═══ Provided information ═══

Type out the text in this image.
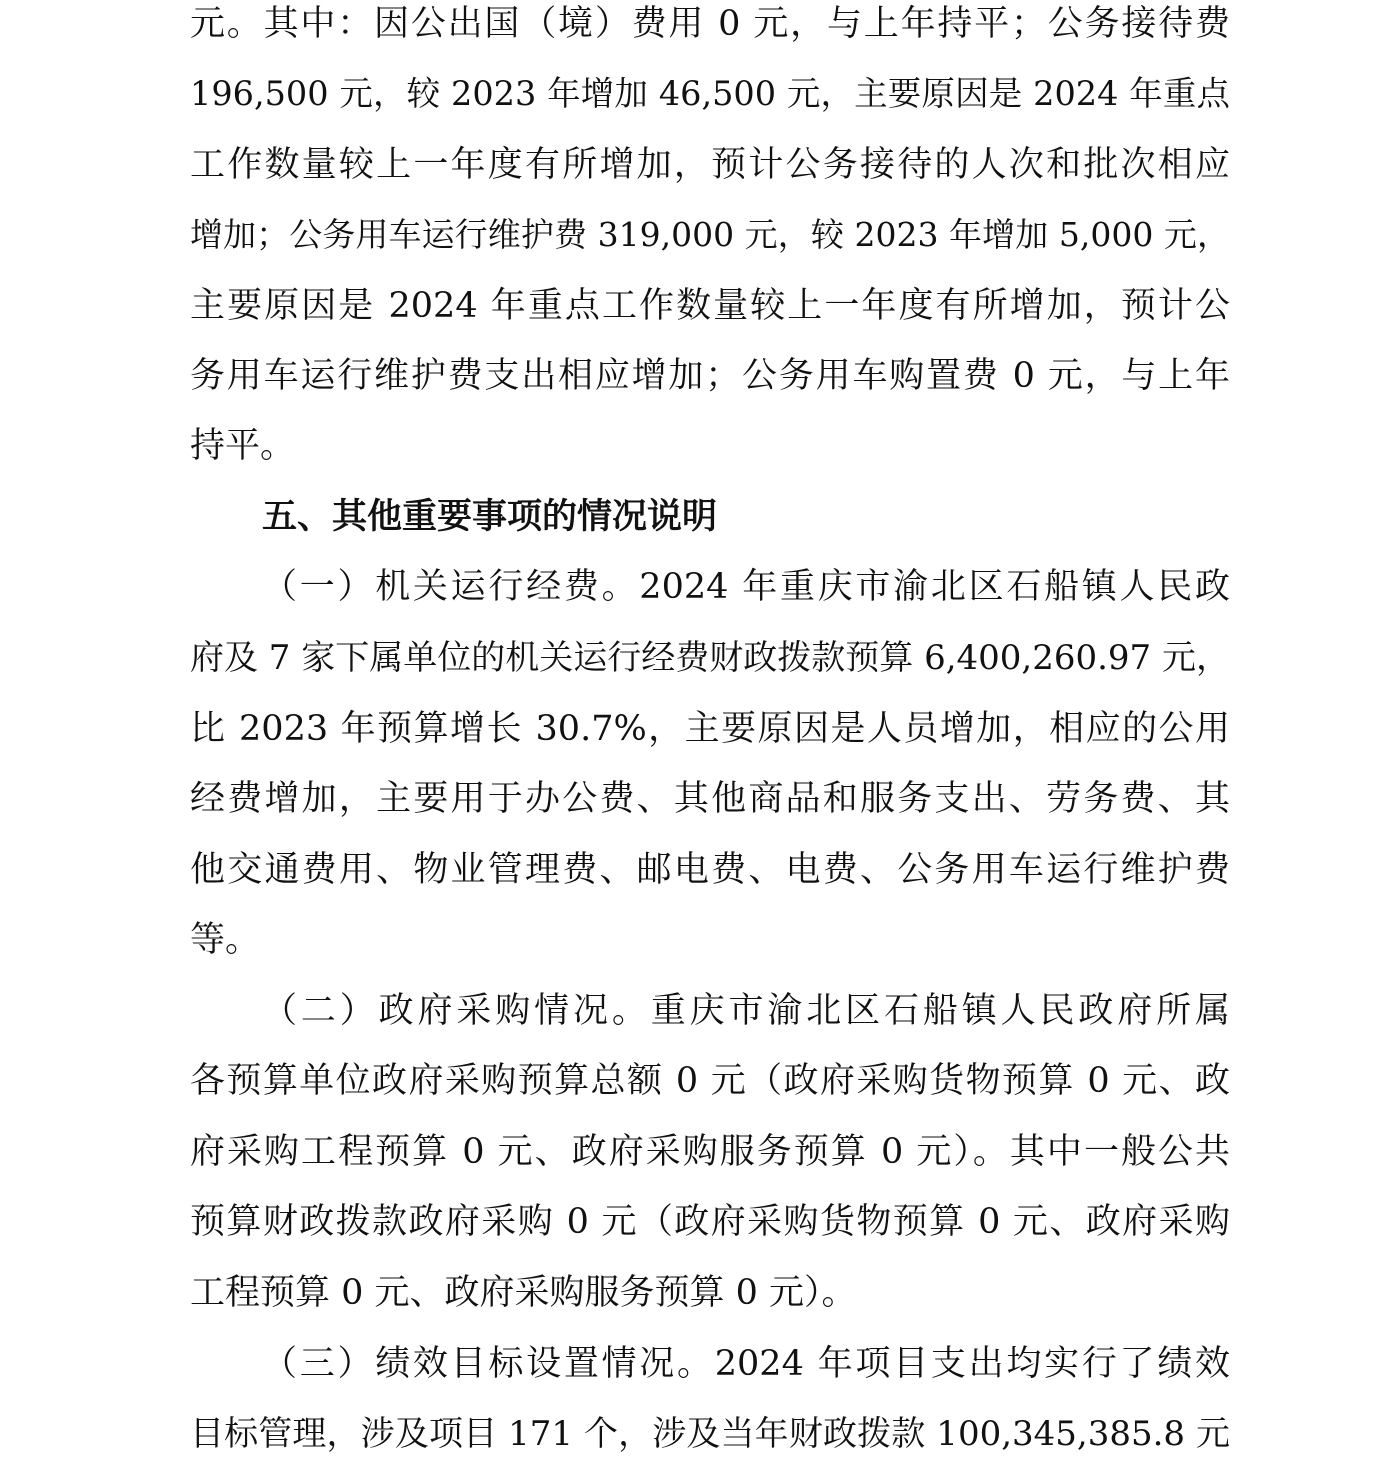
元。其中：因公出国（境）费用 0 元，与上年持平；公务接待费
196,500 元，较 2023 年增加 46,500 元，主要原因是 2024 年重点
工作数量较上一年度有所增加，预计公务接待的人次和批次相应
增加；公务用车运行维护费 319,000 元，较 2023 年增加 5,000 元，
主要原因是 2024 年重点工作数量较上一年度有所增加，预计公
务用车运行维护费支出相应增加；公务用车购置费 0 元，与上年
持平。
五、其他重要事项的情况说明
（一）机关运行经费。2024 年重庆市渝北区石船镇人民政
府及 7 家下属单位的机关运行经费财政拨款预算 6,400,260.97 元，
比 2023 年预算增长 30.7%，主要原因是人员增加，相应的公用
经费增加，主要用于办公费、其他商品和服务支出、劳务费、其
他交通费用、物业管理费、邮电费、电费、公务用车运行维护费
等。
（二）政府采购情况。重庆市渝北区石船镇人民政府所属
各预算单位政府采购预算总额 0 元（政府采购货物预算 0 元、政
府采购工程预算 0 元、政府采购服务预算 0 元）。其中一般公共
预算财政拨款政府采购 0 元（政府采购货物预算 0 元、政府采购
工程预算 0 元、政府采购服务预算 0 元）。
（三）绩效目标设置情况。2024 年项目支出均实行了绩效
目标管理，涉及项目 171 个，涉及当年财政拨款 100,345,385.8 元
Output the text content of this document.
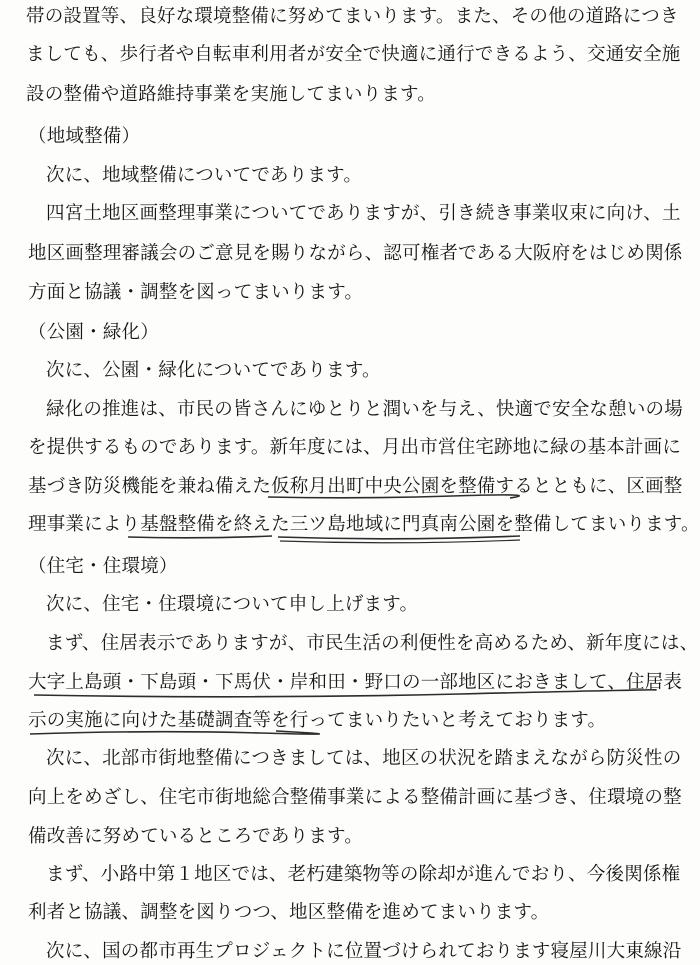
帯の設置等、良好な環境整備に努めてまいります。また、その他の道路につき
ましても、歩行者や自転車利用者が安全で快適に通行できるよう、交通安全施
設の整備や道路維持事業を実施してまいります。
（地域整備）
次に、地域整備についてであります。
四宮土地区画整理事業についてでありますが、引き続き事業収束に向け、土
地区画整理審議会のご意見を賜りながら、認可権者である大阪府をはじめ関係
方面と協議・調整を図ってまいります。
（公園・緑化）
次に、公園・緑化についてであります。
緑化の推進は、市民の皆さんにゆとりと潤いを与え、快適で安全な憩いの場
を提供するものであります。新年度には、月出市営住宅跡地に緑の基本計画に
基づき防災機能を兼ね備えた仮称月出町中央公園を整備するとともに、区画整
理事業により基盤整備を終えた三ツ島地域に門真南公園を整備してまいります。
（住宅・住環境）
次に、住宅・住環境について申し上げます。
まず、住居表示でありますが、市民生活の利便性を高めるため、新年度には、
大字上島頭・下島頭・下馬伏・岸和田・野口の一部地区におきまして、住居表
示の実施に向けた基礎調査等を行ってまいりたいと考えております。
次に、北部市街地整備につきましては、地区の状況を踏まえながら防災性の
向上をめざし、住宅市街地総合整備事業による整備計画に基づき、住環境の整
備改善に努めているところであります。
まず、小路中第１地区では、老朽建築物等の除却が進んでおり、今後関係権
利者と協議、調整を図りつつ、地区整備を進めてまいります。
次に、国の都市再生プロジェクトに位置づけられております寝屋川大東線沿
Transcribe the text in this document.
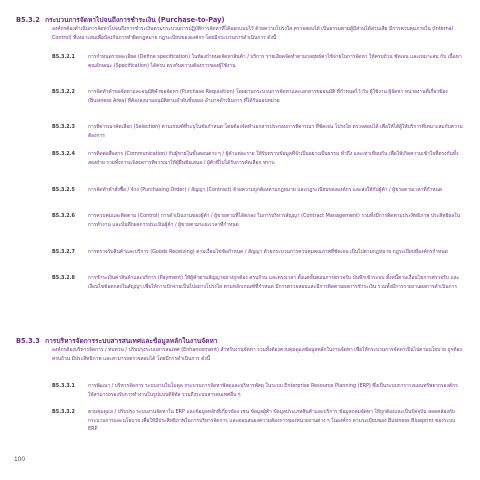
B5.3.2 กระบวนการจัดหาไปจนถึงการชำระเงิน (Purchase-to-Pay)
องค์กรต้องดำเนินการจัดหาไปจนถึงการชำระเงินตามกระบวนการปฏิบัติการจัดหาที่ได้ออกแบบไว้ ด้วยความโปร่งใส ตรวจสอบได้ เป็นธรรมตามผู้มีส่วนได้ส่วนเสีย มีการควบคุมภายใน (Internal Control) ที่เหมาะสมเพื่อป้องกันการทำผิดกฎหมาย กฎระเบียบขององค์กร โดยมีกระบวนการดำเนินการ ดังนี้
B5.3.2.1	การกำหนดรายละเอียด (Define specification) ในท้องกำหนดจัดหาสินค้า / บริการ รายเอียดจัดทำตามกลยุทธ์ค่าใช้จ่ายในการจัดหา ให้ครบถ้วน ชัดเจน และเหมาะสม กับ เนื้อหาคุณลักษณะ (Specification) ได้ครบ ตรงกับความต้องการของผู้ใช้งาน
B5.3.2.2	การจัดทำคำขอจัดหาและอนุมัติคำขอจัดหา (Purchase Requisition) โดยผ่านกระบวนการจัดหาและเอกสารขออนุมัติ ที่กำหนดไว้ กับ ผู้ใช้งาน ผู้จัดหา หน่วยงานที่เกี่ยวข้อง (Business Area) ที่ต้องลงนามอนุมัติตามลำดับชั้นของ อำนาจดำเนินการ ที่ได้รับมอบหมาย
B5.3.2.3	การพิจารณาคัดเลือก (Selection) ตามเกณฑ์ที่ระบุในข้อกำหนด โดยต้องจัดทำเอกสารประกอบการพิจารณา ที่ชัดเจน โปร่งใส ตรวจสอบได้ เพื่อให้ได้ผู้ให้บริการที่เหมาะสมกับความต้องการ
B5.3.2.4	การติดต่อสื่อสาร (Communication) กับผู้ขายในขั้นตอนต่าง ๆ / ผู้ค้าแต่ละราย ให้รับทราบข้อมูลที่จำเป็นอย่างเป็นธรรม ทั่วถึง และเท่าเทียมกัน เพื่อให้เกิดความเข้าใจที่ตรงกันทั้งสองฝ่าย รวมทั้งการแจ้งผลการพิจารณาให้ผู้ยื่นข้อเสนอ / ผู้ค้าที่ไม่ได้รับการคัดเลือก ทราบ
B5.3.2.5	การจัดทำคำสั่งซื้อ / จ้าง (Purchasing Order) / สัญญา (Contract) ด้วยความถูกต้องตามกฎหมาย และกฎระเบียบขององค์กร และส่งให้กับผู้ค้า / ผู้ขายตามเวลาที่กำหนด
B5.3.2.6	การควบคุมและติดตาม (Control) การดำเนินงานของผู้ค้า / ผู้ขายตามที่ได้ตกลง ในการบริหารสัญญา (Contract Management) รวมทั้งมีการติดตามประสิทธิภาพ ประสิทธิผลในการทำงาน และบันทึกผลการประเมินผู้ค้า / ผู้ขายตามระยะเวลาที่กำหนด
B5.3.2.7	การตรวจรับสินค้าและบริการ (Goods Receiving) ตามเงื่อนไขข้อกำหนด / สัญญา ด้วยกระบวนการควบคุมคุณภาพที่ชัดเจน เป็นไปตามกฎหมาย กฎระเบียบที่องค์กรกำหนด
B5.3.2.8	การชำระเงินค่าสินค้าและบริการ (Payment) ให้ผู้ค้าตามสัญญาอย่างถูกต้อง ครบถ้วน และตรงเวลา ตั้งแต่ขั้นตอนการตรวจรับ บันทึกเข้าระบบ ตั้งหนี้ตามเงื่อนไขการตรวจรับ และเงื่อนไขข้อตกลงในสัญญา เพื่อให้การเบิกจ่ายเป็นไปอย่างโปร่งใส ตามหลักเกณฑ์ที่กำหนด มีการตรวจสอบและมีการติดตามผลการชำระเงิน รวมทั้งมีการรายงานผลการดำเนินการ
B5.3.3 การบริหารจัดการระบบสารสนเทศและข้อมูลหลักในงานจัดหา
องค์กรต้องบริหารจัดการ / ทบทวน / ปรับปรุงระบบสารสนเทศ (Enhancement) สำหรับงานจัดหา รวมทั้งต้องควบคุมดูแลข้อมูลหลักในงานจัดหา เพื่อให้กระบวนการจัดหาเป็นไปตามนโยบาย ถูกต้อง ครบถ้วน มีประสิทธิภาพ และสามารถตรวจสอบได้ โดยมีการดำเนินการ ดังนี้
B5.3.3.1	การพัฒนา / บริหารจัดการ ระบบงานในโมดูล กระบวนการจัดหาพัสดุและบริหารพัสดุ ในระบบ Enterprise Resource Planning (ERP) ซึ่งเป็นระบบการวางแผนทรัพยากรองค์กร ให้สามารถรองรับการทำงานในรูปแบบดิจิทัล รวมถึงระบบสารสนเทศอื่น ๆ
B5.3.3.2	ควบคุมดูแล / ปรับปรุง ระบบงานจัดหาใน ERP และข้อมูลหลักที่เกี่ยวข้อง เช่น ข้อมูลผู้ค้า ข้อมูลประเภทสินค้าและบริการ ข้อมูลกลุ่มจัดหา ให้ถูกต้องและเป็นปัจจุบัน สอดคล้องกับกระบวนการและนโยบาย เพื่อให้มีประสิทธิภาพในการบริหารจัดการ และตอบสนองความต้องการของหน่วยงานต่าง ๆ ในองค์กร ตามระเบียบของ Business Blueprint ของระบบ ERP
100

═══

* Exercise aim: Working from the material above, state how many lines contain "公务用车运行维护费"; give only the number.

* Task result: 2